- _Exercise_
Copy out the entire opinion passage on Russia, Ukraine and the Middle East word for word, including every spelling and punctuation mark.

+++ Text block +++

The Ukranian government has been accused of using cluster munitions in Donetsk as it seeks to take control of Russian-speaking parts of Ukraine.
Bizarre, malicious disinfo everywhere. As Russia steps in publicly to support the Syrian and Iraqi governments with airstrikes against NATO/GCC-funded contras, the cold soup of Cold War era hysteria has been warming up on the stove. As the Italians say – it’s not a soup that reheats well. Narrative scripts stashed away for a decade were brushed off somewhat during the Maidan Putsch in Ukraine. Young Russian-Americans I knew confessed to me that they had never felt such living hostility in the United States before in their lives. Yet, the referendums and Russian-speaking minority of the country were firm in their resolve, and the tropes quieted down as the West turned it attention again towards the Middle East, always the barbaric and hysterical Middle East, with its head-chopping fanatics funded by the United States, NATO and its clients.
But with Russia stepping into Syria and Iraq, the irrational cacophony of ahistorical disinfo has once again ballooned. Lines are being drawn not just on the battlefields of the Middle East, but also in ideological circles worldwide. One one side, we have those grateful for pre-packaged op-eds railing against “Russian Imperialism”, and on the other side, those who understand there is no comparison between Russia, a country where 6.7 million Russians died as a result of the disintegration of the Soviet Union, and the United States, which has engineered, funded and caused the disintegration of countries worldwide as an important part of a foreign policy dedicated to domination and looting, especially after the disintegration of the Soviet Union.

+++ Record extracts +++

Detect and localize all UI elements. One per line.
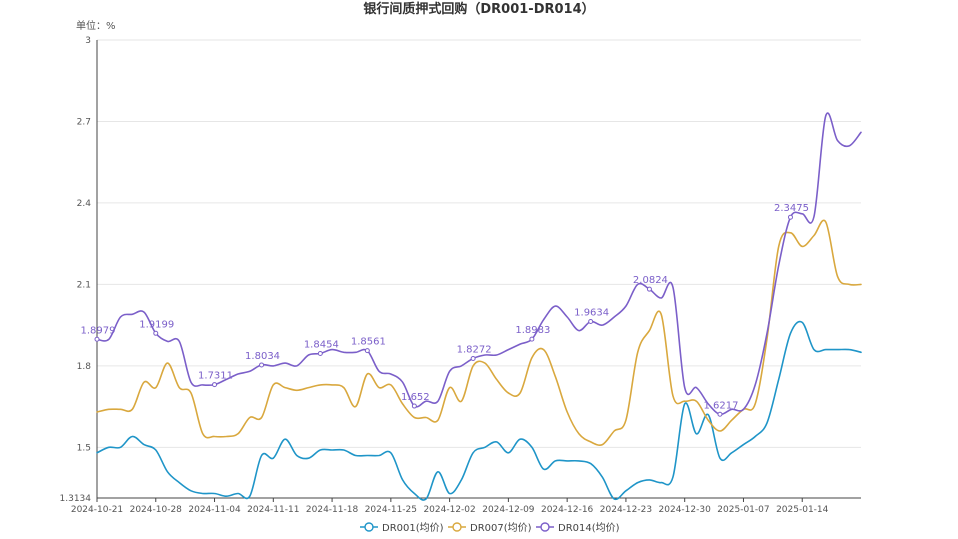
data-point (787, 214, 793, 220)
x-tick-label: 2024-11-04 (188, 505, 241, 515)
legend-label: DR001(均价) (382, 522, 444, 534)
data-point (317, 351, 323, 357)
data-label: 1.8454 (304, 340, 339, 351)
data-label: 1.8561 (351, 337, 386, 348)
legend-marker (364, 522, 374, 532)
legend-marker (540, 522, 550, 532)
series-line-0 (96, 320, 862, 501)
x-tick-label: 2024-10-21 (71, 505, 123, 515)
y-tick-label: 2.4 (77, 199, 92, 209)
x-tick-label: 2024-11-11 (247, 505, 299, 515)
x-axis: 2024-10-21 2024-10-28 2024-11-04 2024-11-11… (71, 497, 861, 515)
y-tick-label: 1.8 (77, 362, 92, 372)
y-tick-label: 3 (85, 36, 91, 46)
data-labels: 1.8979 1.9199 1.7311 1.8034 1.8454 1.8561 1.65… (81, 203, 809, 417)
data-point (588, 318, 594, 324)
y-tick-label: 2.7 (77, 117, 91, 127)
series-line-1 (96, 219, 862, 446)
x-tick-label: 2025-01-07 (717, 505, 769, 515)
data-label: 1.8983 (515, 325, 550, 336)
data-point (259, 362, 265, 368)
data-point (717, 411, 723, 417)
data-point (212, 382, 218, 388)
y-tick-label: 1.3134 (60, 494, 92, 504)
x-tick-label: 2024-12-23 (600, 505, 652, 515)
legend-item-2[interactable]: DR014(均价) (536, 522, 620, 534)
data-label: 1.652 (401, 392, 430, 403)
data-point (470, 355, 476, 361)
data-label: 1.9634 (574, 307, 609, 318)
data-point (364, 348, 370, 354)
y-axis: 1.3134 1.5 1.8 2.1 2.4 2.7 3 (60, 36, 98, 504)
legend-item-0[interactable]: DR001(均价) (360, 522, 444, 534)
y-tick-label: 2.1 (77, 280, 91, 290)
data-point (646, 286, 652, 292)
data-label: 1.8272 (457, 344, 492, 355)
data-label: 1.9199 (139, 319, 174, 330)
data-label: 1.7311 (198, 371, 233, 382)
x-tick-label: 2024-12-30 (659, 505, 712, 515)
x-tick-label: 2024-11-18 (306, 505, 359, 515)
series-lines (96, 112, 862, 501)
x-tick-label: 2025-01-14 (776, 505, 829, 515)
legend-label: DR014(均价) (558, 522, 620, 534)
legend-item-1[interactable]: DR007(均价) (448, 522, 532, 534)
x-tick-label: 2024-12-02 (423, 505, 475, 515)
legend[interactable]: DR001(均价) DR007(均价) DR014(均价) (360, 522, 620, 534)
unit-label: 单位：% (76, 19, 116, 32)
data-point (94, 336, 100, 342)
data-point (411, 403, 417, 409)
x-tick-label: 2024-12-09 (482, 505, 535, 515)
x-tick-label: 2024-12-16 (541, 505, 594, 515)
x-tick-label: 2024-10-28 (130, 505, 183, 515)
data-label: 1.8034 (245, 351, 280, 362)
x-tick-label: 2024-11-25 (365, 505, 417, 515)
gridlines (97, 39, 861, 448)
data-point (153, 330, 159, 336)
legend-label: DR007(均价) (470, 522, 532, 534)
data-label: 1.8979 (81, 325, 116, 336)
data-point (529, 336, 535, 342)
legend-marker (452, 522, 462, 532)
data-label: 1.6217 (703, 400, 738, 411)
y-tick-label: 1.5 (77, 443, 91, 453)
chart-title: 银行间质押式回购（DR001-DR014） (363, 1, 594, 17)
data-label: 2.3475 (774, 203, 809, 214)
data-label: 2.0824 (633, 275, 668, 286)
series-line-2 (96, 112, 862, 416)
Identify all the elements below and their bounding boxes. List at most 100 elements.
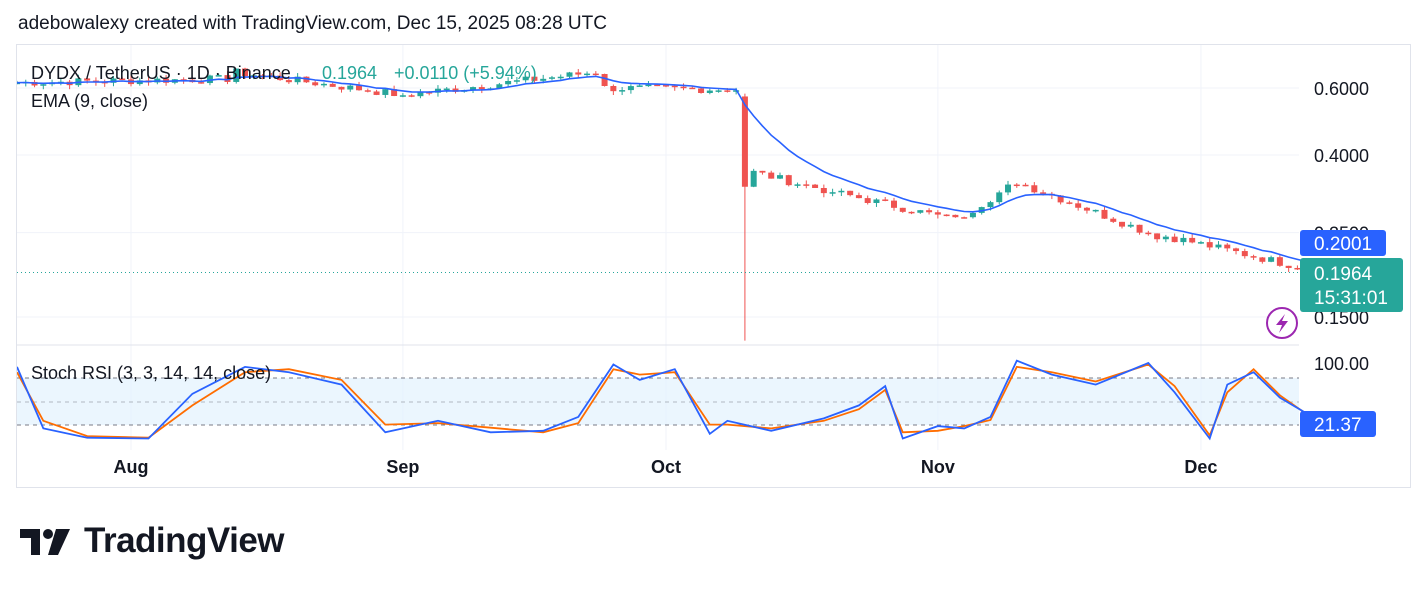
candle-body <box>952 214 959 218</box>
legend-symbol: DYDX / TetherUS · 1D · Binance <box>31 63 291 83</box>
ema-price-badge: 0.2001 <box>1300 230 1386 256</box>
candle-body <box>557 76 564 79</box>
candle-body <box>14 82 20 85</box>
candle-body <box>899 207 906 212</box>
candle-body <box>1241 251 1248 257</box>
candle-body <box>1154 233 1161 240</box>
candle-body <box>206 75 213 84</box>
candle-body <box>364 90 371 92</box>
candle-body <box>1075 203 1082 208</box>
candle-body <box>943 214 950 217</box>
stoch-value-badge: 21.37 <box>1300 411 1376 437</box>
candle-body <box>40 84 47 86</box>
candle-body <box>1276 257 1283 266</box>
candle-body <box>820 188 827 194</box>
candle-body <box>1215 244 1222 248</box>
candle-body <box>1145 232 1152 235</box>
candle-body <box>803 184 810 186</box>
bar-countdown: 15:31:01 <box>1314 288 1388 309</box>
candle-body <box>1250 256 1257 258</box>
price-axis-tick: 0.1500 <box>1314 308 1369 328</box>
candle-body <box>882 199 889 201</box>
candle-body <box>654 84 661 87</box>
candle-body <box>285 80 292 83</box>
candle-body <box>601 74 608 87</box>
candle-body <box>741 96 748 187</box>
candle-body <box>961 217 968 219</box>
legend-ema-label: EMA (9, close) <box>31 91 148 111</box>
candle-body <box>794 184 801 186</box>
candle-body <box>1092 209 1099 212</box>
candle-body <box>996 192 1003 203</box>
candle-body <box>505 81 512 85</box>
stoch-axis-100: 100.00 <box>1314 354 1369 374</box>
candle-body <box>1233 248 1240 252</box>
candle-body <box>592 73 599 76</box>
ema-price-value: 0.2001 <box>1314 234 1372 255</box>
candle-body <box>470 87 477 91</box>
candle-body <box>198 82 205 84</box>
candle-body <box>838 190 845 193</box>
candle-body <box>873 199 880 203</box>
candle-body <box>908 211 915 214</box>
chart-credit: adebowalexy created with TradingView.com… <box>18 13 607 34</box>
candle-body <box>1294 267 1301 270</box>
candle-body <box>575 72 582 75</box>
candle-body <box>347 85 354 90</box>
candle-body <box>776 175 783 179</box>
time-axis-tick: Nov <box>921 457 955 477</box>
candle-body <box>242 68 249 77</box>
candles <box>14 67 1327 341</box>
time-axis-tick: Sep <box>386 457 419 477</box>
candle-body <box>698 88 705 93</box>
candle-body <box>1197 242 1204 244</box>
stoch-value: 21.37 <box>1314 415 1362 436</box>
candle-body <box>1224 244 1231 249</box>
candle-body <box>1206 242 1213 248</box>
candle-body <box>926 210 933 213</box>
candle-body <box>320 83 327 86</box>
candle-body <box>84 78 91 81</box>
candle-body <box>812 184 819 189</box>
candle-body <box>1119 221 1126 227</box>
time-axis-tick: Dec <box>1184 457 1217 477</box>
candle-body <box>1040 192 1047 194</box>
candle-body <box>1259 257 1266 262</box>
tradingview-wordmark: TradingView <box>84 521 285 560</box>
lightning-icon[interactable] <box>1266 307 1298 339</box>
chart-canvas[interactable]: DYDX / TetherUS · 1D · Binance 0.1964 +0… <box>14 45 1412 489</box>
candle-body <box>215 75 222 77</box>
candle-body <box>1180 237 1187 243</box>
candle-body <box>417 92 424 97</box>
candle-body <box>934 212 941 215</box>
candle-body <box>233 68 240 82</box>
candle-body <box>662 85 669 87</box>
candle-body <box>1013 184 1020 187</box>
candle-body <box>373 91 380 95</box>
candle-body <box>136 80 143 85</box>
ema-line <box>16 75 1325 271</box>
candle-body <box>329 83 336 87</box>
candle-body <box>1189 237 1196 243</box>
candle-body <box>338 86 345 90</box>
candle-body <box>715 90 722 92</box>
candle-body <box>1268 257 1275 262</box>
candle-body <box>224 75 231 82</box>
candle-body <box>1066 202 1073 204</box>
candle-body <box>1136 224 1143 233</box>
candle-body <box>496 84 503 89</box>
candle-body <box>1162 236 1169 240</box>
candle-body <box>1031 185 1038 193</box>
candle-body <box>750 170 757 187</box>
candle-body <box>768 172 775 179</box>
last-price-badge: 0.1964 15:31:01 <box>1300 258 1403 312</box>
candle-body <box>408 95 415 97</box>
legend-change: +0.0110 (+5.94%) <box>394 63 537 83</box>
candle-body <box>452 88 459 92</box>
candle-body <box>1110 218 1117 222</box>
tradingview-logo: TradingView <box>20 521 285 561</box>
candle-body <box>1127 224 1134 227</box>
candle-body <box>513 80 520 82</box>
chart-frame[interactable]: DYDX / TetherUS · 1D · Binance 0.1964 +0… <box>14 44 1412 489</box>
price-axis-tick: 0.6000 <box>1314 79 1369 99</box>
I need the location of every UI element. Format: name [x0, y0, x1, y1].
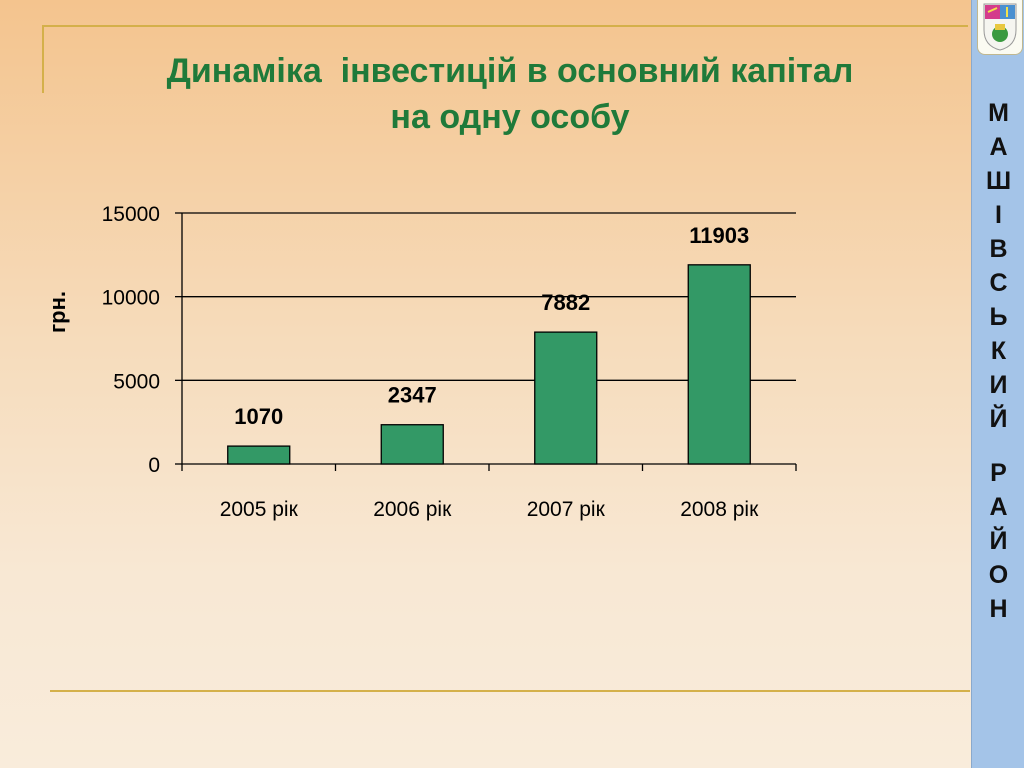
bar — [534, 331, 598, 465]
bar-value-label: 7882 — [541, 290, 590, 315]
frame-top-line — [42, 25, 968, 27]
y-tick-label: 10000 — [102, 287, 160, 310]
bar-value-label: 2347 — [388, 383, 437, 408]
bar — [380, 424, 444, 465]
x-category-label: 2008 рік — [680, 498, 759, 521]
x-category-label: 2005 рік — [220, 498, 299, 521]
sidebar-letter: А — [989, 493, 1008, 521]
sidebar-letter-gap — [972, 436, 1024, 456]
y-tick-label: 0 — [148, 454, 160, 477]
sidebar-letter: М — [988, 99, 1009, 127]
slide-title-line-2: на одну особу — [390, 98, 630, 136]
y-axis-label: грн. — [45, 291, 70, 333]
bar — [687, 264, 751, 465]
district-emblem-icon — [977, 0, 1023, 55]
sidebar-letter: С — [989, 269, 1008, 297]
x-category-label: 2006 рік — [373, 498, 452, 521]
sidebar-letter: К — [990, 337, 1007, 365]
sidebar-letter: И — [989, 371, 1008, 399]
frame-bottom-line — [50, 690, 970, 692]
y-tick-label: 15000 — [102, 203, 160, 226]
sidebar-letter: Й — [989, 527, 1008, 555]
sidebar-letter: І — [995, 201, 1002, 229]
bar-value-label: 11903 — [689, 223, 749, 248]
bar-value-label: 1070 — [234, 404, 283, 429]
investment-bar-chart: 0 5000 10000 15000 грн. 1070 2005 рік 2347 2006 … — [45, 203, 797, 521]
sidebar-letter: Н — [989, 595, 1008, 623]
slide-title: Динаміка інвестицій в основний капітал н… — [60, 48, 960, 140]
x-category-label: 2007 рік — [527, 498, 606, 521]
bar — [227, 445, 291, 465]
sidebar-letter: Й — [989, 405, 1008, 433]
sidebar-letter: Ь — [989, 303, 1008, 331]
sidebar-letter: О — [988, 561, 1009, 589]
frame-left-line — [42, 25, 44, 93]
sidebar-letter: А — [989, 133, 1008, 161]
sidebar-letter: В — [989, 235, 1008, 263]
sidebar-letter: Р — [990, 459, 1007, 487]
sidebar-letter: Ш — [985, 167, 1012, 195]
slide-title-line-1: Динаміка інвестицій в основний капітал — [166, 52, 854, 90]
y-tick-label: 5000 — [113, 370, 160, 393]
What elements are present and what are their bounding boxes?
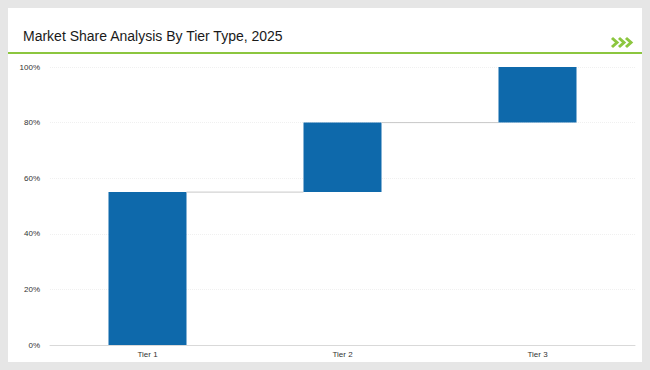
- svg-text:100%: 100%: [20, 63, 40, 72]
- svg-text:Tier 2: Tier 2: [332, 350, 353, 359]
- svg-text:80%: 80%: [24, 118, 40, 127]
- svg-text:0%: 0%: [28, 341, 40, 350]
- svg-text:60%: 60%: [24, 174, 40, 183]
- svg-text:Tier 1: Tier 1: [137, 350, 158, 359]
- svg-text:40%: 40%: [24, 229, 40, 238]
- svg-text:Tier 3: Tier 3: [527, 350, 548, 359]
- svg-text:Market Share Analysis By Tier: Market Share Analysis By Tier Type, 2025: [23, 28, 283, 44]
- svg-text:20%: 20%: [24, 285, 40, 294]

+++

- _Task response_
The Ukranian government has been accused of using cluster munitions in Donetsk as it seeks to take control of Russian-speaking parts of Ukraine.
Bizarre, malicious disinfo everywhere. As Russia steps in publicly to support the Syrian and Iraqi governments with airstrikes against NATO/GCC-funded contras, the cold soup of Cold War era hysteria has been warming up on the stove. As the Italians say – it’s not a soup that reheats well. Narrative scripts stashed away for a decade were brushed off somewhat during the Maidan Putsch in Ukraine. Young Russian-Americans I knew confessed to me that they had never felt such living hostility in the United States before in their lives. Yet, the referendums and Russian-speaking minority of the country were firm in their resolve, and the tropes quieted down as the West turned it attention again towards the Middle East, always the barbaric and hysterical Middle East, with its head-chopping fanatics funded by the United States, NATO and its clients.
But with Russia stepping into Syria and Iraq, the irrational cacophony of ahistorical disinfo has once again ballooned. Lines are being drawn not just on the battlefields of the Middle East, but also in ideological circles worldwide. One one side, we have those grateful for pre-packaged op-eds railing against “Russian Imperialism”, and on the other side, those who understand there is no comparison between Russia, a country where 6.7 million Russians died as a result of the disintegration of the Soviet Union, and the United States, which has engineered, funded and caused the disintegration of countries worldwide as an important part of a foreign policy dedicated to domination and looting, especially after the disintegration of the Soviet Union.